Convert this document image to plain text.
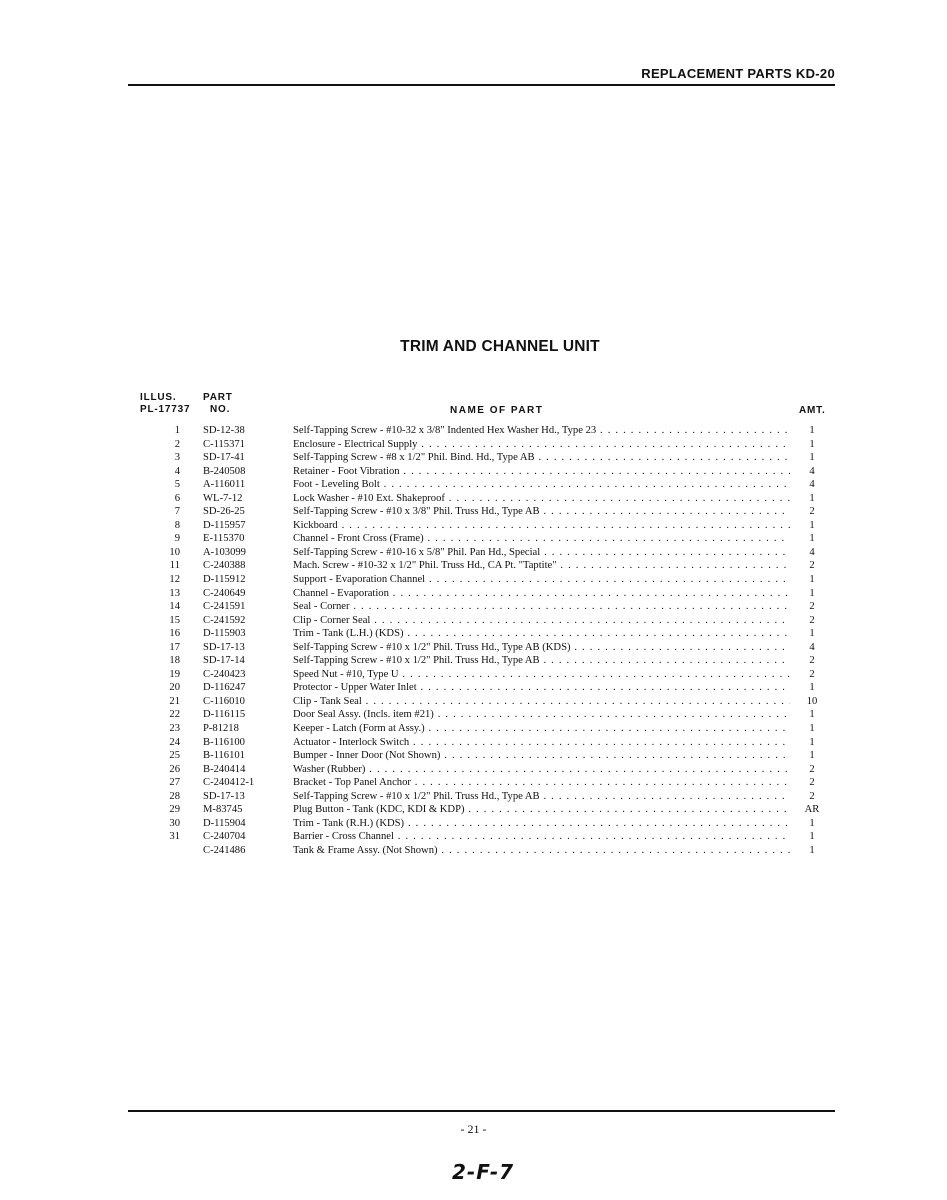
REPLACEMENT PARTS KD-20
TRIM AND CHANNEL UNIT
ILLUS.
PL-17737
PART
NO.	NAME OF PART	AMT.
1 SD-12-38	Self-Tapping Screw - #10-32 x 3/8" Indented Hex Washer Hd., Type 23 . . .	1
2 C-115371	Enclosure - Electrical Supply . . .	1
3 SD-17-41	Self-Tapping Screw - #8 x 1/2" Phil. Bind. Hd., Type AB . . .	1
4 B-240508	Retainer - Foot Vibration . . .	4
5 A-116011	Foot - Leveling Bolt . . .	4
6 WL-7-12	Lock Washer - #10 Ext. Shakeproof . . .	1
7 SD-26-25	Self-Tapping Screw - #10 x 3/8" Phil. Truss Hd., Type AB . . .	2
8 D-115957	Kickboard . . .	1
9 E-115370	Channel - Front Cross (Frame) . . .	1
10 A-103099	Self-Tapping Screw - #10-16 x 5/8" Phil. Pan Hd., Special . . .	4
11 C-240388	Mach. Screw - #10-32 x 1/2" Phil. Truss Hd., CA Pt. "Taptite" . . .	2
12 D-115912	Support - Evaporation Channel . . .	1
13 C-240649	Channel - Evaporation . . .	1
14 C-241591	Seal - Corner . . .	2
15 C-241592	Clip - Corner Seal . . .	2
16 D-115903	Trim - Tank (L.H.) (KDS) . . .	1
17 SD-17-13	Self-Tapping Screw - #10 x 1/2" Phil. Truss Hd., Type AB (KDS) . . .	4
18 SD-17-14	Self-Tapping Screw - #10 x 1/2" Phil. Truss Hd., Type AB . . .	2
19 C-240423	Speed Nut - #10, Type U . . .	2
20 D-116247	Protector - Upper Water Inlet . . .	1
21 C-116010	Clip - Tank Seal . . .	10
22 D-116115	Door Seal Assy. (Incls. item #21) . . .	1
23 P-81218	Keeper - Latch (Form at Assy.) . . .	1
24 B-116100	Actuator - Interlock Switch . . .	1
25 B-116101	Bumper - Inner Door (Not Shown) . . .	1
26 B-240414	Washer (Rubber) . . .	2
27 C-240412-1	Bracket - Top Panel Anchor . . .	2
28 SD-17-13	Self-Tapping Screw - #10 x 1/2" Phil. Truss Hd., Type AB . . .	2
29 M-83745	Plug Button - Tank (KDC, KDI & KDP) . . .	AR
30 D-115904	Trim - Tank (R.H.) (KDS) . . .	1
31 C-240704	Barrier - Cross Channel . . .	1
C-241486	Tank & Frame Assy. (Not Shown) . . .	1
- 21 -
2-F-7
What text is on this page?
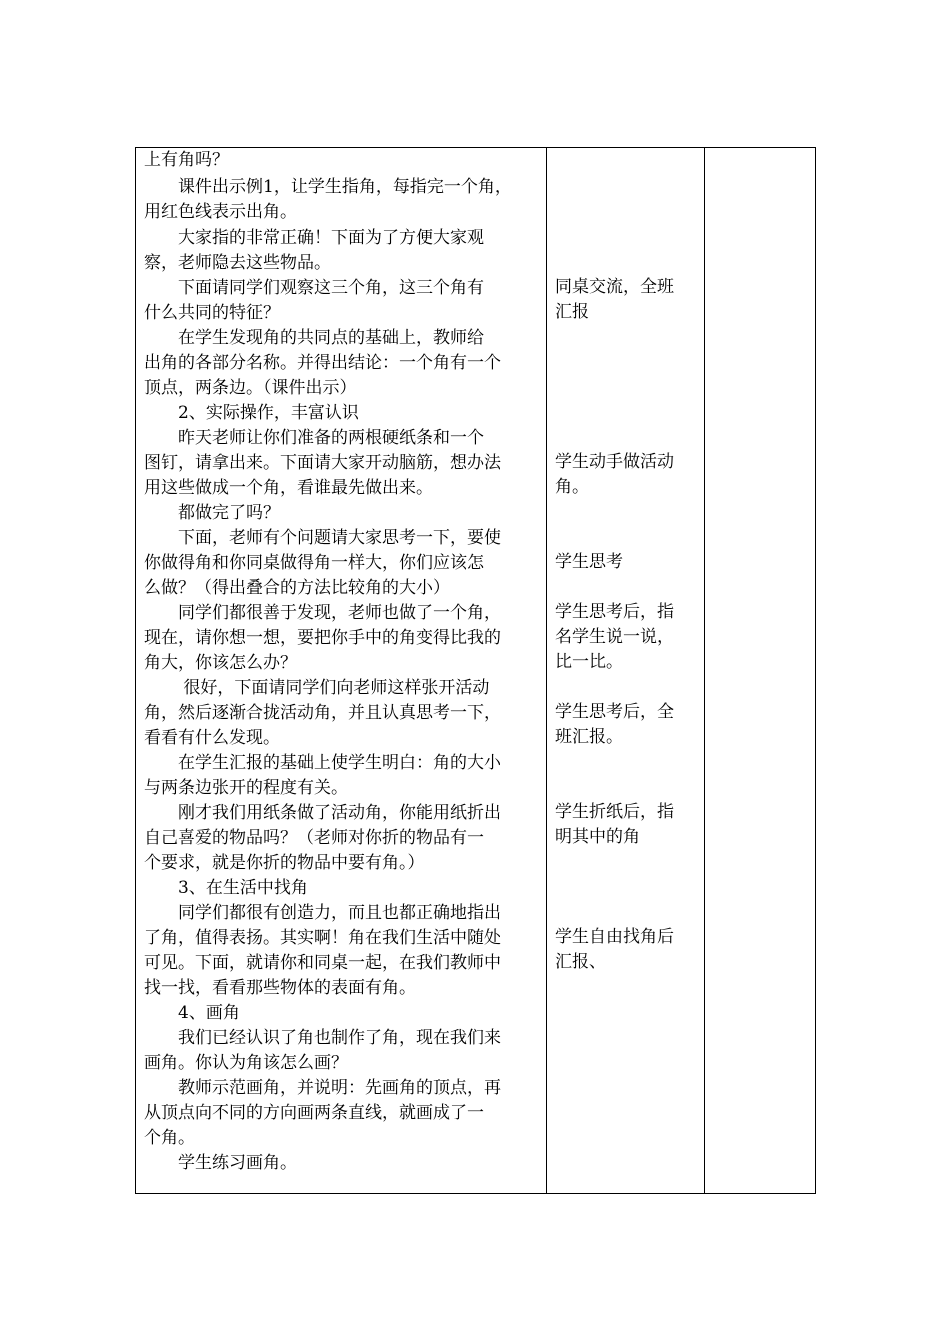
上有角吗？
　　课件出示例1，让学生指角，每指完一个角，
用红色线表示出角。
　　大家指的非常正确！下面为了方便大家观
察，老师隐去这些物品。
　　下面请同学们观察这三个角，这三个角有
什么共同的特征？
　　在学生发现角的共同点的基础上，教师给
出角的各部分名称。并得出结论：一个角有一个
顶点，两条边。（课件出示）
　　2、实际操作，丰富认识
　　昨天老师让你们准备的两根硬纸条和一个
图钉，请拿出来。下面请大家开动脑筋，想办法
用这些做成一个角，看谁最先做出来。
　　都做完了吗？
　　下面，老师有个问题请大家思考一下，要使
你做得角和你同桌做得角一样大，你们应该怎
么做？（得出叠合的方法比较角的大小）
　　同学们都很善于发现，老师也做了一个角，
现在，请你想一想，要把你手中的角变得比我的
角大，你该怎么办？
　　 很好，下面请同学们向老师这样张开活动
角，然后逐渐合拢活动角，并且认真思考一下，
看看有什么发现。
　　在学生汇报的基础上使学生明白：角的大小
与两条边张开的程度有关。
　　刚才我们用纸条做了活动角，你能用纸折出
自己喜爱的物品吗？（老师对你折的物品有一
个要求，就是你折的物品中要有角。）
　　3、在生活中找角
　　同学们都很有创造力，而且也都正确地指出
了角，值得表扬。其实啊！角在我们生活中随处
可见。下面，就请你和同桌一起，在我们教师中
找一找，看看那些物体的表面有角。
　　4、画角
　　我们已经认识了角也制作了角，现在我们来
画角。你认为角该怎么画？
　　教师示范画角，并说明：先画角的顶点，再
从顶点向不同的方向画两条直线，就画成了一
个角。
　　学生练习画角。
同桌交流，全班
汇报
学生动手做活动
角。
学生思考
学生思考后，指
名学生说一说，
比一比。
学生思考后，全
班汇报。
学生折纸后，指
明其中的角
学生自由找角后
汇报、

...

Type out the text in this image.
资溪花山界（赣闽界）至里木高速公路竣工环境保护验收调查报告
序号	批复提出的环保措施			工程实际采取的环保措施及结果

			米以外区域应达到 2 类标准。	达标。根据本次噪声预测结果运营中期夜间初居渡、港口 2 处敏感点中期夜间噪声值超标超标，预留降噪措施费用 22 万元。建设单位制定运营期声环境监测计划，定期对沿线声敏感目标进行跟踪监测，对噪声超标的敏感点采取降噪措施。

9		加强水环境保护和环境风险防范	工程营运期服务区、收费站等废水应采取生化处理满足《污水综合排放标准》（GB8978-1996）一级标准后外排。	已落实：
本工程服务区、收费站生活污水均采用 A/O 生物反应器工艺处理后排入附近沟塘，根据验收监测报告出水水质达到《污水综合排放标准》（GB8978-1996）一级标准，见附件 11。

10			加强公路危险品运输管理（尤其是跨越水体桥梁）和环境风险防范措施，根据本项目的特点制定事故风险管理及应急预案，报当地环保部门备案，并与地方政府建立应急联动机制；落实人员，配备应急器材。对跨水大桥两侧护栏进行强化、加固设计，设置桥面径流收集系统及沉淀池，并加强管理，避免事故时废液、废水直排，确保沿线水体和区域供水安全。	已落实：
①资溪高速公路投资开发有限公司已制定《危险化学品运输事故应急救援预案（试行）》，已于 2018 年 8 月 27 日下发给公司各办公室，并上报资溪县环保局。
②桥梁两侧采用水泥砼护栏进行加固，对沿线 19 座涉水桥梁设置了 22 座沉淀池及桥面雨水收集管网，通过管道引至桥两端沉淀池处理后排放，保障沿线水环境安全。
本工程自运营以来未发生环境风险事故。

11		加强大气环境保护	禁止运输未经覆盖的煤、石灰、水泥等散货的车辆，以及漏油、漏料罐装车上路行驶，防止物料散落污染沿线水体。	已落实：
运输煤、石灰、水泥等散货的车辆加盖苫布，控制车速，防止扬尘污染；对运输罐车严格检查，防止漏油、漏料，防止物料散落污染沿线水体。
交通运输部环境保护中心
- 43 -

◆ Problem description
Find every line that has "Tank" in it, then return those lines.

◆ Response to this exercise
16 D-115903	Trim - Tank (L.H.) (KDS) . . .	1
21 C-116010	Clip - Tank Seal . . .	10
29 M-83745	Plug Button - Tank (KDC, KDI & KDP) . . .	AR
30 D-115904	Trim - Tank (R.H.) (KDS) . . .	1
C-241486	Tank & Frame Assy. (Not Shown) . . .	1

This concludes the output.